Compiti richiesti ->
1. Rispondi a queste domande sul brano sui diritti delle minoranze:
(a) Quale organismo stabilisce la necessità di riconoscere l'esistenza di minoranze?
(b) Secondo il brano, di che cosa la diversità è il compimento?
(c) Chi viene nominato per primo tra quanti hanno detto che non si esporta la democrazia?
2. Nel brano sui diritti delle minoranze, elenca tutti gli ambiti in cui le comunità discriminate vanno rispettate nella loro diversità.
3. Scrivi il seguito del brano sui diritti delle minoranze a partire dalla sua ultima frase.

L’Alto Commissariato dell’ONU per i Diritti Umani stabilisce la necessità di riconoscere l’esistenza di minoranze per rispettarne la diversità: l’uguaglianza dinanzi alla legge non garantisce l’uguaglianza reale, storica.
Senza differenziazione, rimane indebolito lo Stato di diritto, non in grado di garantire l’esercizio dei diritti per tutti, il riconoscimento della diversità garantisce un concetto unico di cittadinanza e frena l’esistenza di cittadini di serie A, B, C…
I diritti differenziati riducono la disuguaglianza perché rispondono alle necessità specifiche di comunità discriminate nel rispetto della loro diversità sociale, etica, culturale, politica, spirituale: la diversità non è l’antitesi dell’uguaglianza ma il suo compimento.
Ciò non impedisce di indicare un processo di coscientizzazione per le tradizioni che minano la dignità della persona umana. Si possono superare retaggi culturali con percorsi condivisi di reale liberazione civile, socio-politica, culturale, religiosa per proteggere i diritti essenziali.
Retaggi culturali ci sono ovunque e sarebbe opportuno anche per noi confrontarsi con altre culture guardate troppo spesso dall’alto in basso. Per esempio il concetto di ubuntu[10] cambierebbe il volto delle nostre società.
Non è rispetto dei diritti differenziati accettare il fanatismo dei più diversi “talebani” presenti in ogni angolo del mondo, nelle realtà più vicine a noi, a causa, spesso ma non solo, di derive più o meno populiste e sovraniste, in altri contesti conseguenza anche di interventi che non hanno voluto confrontarsi con i settori aperti della società.
L’hanno detto in lungo e in largo, primo fra tutti Gino Strada – non certo ben visto da tutti coloro che oggi ne tessono le lodi – non si esporta la democrazia, e tanto meno la pace, ma si può aiutare a coscientizzare un popolo dei propri diritti in un percorso culturale sui passi della sua storia tradizione cultura purificandole dai sedimenti storici accumulatisi a vantaggio del potere di pochi che hanno creato situazioni di esclusione, sfruttamento, manipolazione delle coscienze anche attraverso letture distorte di testi religiosi… una coscientizzazione che non può passare per le armi e gli eserciti, ma per la conoscenza culturale e il rispetto reciproco di ogni popolo.
Ma un popolo che sa i propri diritti, che si incontra e si confronta, che parla e lascia liberi donne e uomini di dare il proprio insostituibile contributo è il peggior incubo per chi cerca le scorciatoie di un potere economico, religioso, politico assoluto.

Dati archiviati ->

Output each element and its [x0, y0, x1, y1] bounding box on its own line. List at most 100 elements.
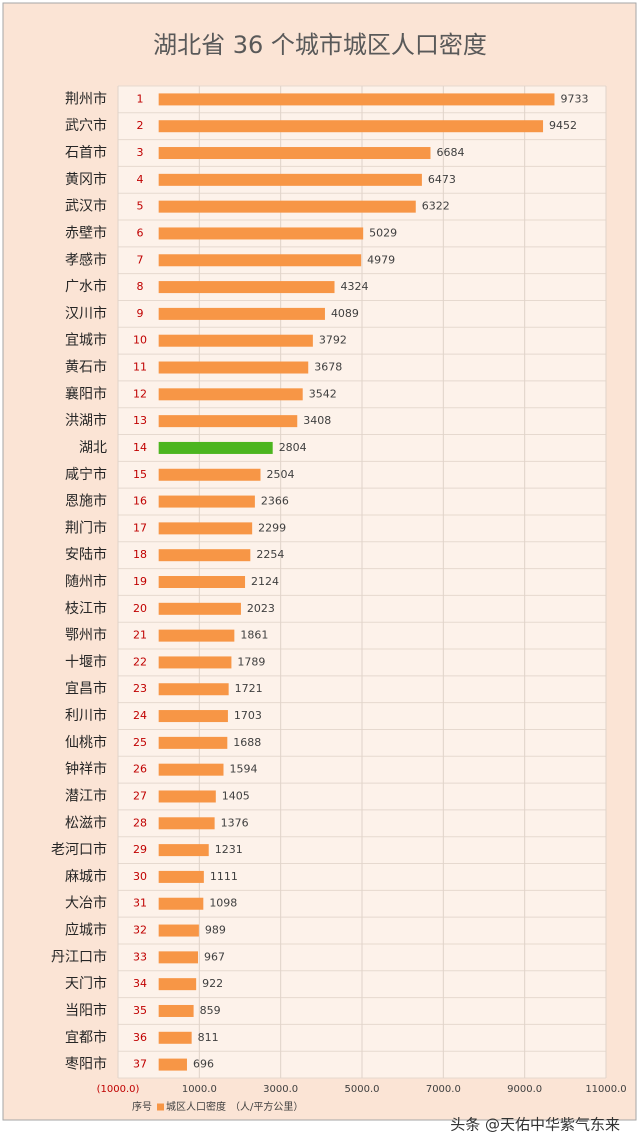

Risposte attese ->
1.
(a) L'Alto Commissariato dell'ONU per i Diritti Umani.
(b) Dell'uguaglianza.
(c) Gino Strada.

2. Sociale, etica, culturale, politica, spirituale.

3.
«I diritti, in quanto anche rapporti socio-politici, richiedono un’azione collettiva.
La giustizia nell’ottica dei diritti umani può farsi concreta solo con istituzioni pienamente impegnate contro l’ingiustizia, le quali devono avere un codice morale che regoli i rapporti partendo dall’uguaglianza di diritti e doveri, un’uguaglianza che rispetti condizioni e capacità delle collettività e dei singoli.
Quando si tratta di giustizia non basta la buona volontà, occorre anche una obbligatorietà imposta dalle stesse istituzioni, secondo i diritti fondamentali, ma pure tenendo conto delle particolari condizioni storiche, culturali, sociali.
Le leggi non possono dipendere dal potere, ma devono essere espressione delle esigenze della comunità umana nella sua complessità.
La legge è sempre un’applicazione riduttiva della giustizia, tanto più se non tiene conto del valore complessivo che la giustizia contiene, delle esigenze reali, dell’evoluzione e peculiarità della storia dei tempi e dei popoli»[12].
Anacarsi (VI secolo a.C.), ospite di Solone, lo mise in guardia circa l’inutilità di stendere leggi per una società giusta e ugualitaria, perché è impossibile «trattenere le ingiustizie e le violenze dei cittadini tramite gli scritti che non differiscono in nulla dalle ragnatele; come le ragnatele, essi avrebbero trattenuto, fra chi vi incappava, i deboli e gli umili, mentre i potenti e i ricchi le avrebbero spezzate»[13]. Plutarco sottolinea che, nonostante l’impegno di Solone, i fatti dimostrarono che Anacarsi aveva ragione.
Trasimaco di Calcedonia (IV secolo a.C.) affermava: «La legge è ciò che conviene al più forte».
Oscar Romero, arcivescovo di San Salvador, ucciso nel 1980 per far tacere la sua voce in difesa dei poveri e per la giustizia, ripeteva spesso l’espressione di un contadino: «La legge è come la vipera: morde soltanto chi cammina a piedi scalzi».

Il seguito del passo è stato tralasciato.